++++ EXCERPTED RECORDS ++++

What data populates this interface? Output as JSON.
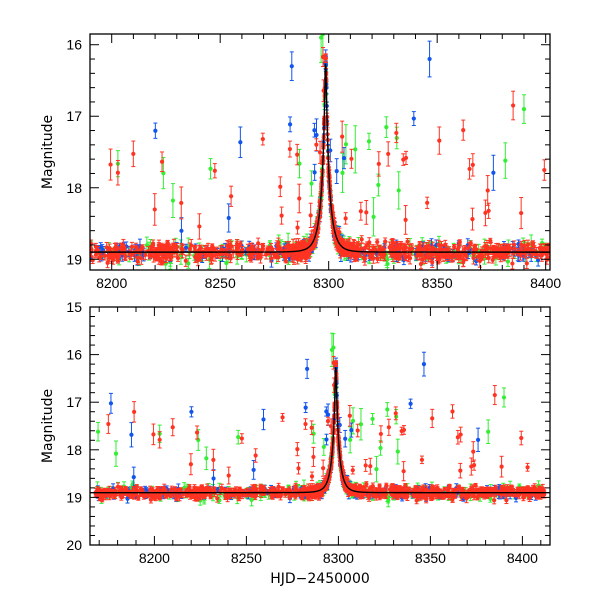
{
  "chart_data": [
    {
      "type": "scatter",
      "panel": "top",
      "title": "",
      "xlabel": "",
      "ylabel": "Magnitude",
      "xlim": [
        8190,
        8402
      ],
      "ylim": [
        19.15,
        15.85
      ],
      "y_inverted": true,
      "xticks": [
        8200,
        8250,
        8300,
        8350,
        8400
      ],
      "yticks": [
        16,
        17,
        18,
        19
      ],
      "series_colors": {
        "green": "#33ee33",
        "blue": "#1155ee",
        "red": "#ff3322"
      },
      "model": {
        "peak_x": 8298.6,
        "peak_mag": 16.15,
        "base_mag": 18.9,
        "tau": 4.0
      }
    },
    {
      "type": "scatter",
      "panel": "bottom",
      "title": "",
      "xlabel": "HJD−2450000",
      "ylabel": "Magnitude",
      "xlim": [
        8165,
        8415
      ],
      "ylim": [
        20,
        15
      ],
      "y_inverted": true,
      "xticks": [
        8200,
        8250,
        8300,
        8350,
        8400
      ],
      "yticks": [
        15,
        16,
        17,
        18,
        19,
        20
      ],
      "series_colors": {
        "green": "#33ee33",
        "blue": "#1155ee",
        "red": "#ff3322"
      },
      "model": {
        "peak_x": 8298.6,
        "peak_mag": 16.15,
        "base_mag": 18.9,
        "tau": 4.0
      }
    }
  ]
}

++++
++++ EXCERPTED RECORDS ++++

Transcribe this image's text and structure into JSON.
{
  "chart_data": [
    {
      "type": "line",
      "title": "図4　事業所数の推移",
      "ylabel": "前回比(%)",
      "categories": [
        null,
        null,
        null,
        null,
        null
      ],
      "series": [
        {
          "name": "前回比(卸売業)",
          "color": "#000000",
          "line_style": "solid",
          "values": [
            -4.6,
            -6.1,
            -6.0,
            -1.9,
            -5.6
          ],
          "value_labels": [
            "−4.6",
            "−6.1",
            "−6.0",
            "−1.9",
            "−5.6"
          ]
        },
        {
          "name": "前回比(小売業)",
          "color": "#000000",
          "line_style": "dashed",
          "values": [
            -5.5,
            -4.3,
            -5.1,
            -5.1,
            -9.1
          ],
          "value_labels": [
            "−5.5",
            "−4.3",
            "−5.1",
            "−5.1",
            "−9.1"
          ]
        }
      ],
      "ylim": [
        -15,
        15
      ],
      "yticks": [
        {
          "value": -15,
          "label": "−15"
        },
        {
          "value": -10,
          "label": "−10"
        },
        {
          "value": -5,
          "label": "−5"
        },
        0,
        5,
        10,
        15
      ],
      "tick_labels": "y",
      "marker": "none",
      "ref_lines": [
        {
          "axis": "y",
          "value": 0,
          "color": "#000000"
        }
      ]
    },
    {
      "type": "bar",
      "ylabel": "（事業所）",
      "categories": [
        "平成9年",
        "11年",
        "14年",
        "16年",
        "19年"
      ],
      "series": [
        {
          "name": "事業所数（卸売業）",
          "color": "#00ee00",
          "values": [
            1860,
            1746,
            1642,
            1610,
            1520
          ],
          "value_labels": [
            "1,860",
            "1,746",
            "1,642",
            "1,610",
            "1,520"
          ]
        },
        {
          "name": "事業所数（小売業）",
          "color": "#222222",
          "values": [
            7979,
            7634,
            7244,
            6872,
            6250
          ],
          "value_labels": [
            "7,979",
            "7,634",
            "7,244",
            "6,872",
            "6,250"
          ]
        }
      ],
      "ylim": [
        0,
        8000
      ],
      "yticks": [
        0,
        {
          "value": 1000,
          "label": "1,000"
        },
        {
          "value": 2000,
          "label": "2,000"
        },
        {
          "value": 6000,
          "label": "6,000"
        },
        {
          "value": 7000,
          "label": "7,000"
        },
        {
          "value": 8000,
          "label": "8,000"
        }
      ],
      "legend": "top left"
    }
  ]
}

++++

▶ _GIVEN EXERCISE_:
Go through the preceding material and copy each line that has the word "type".

▶ _THE ANSWER_:
      "type": "scatter",
      "type": "scatter",
      "type": "line",
      "type": "bar",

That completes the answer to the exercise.